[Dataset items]

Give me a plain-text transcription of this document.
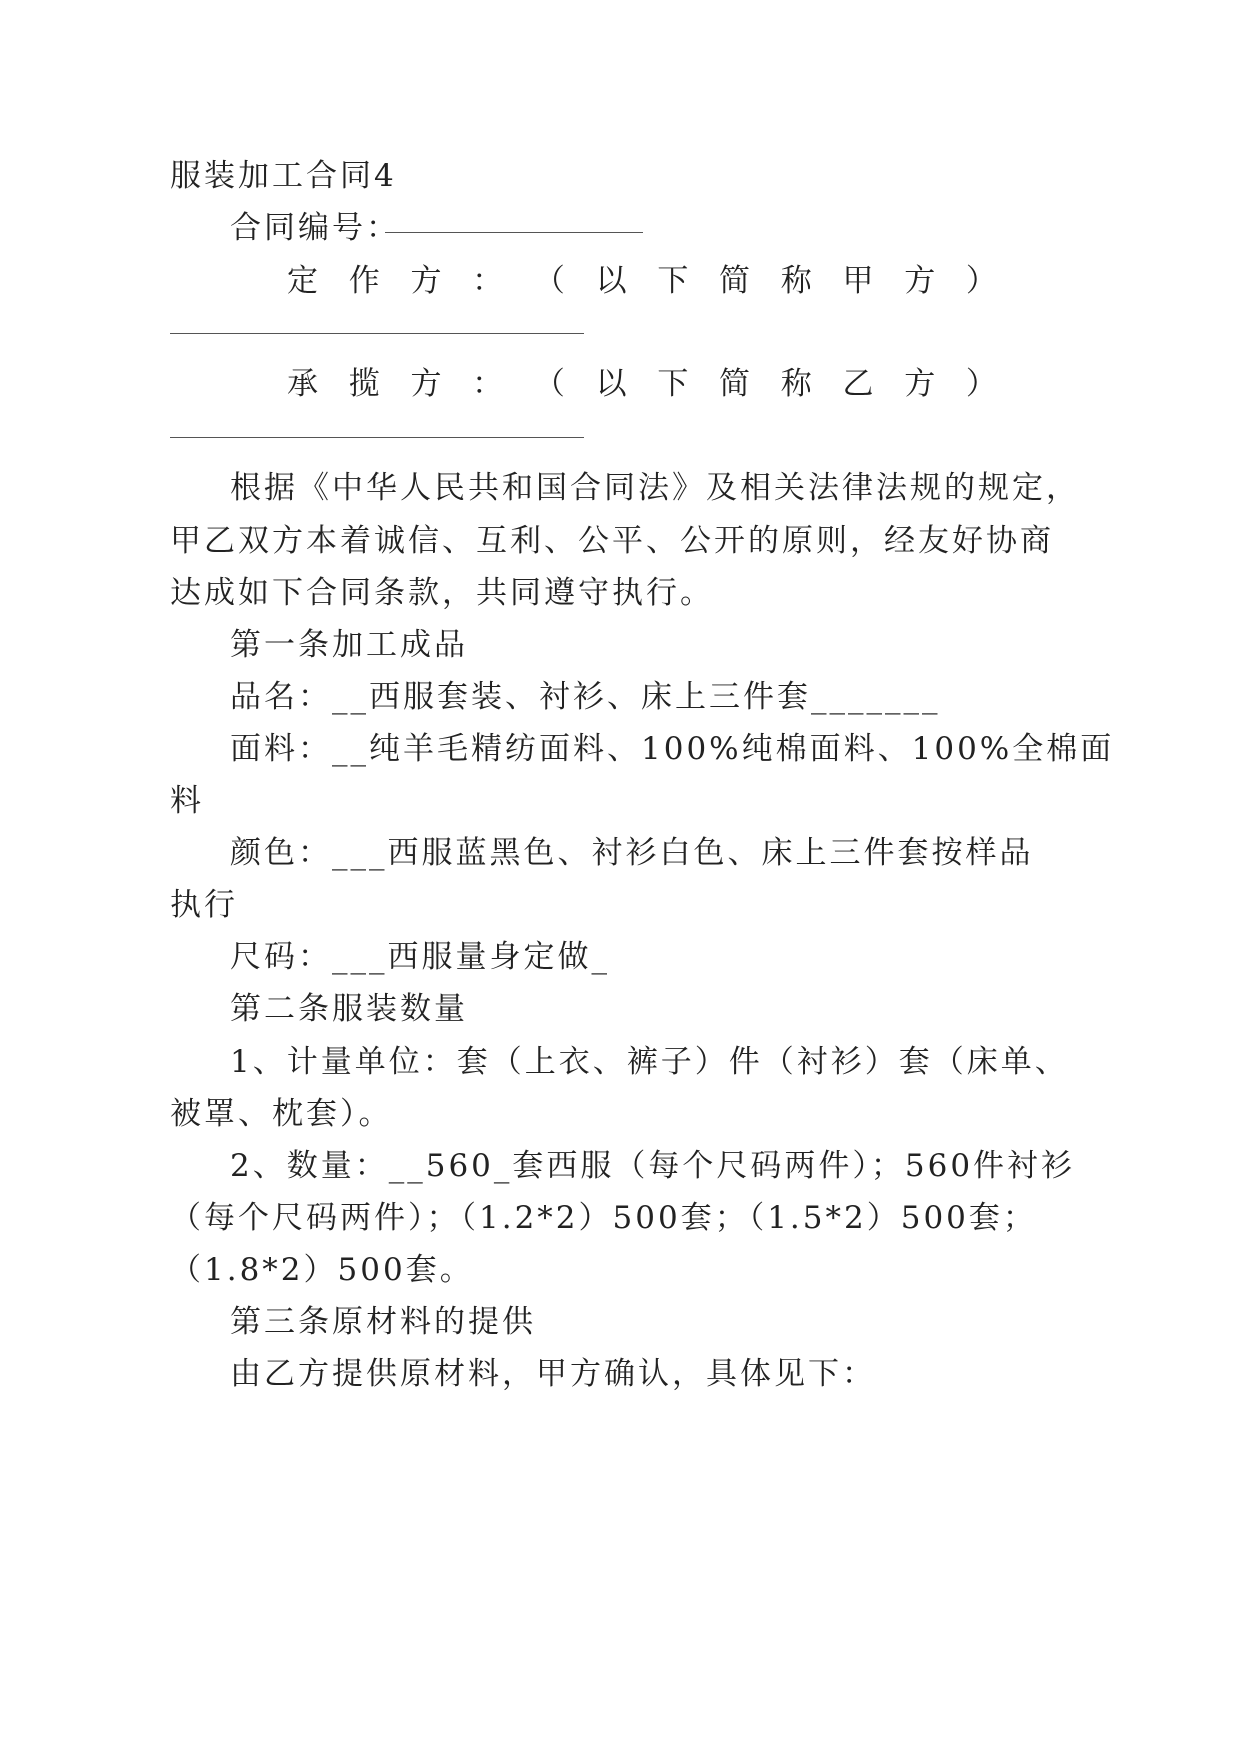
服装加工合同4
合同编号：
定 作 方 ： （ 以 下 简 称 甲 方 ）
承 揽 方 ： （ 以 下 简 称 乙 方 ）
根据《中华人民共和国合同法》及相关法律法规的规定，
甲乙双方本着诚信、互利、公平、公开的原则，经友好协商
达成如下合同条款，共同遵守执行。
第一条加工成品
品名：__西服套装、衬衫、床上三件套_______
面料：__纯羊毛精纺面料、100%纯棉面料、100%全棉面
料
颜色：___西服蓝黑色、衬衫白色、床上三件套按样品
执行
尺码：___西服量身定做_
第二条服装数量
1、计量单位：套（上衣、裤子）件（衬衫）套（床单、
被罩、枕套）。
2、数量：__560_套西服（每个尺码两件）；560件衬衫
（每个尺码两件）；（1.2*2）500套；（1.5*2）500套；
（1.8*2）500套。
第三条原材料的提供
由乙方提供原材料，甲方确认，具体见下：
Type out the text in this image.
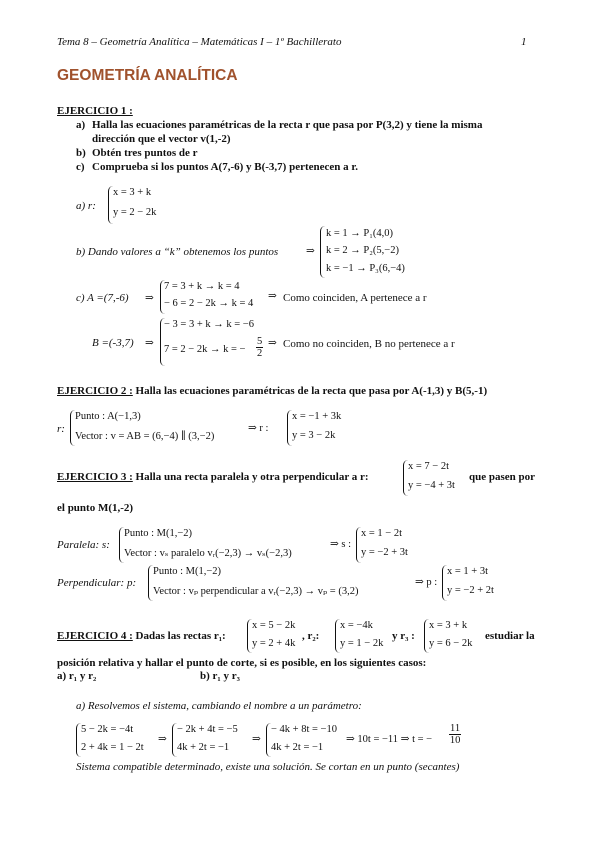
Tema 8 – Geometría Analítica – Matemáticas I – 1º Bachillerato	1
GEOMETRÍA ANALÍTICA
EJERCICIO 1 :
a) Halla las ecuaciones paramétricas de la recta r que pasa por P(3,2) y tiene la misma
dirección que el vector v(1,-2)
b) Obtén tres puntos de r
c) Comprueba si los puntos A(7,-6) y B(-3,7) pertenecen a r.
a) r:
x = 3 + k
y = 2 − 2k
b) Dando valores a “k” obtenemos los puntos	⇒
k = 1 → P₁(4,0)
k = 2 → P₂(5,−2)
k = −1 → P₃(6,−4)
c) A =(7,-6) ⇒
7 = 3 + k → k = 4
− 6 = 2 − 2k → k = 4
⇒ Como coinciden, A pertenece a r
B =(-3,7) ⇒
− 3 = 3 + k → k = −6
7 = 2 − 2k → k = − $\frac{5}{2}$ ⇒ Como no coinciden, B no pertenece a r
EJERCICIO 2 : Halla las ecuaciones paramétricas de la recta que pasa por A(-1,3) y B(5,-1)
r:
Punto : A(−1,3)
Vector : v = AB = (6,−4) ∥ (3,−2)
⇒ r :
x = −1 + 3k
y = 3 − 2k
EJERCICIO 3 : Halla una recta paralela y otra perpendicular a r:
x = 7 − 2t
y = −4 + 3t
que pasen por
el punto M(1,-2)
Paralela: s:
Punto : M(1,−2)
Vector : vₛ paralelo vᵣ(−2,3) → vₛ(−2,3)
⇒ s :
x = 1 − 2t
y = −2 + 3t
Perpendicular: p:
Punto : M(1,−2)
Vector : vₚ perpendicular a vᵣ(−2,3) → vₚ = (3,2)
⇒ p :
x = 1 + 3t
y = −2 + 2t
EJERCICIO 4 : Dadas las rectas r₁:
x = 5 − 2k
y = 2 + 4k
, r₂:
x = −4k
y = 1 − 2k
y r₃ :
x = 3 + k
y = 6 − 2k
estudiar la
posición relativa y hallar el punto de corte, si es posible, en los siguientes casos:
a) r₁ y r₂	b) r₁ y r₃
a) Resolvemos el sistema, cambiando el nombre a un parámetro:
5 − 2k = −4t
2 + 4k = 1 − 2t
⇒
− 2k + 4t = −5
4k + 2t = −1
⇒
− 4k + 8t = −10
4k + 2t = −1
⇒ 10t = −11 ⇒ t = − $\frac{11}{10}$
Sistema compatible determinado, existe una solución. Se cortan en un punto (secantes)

- _The exercise_
Which lines contain "Como"? Copy each of them out.

- _Result_
⇒ Como coinciden, A pertenece a r
7 = 2 − 2k → k = − $\frac{5}{2}$ ⇒ Como no coinciden, B no pertenece a r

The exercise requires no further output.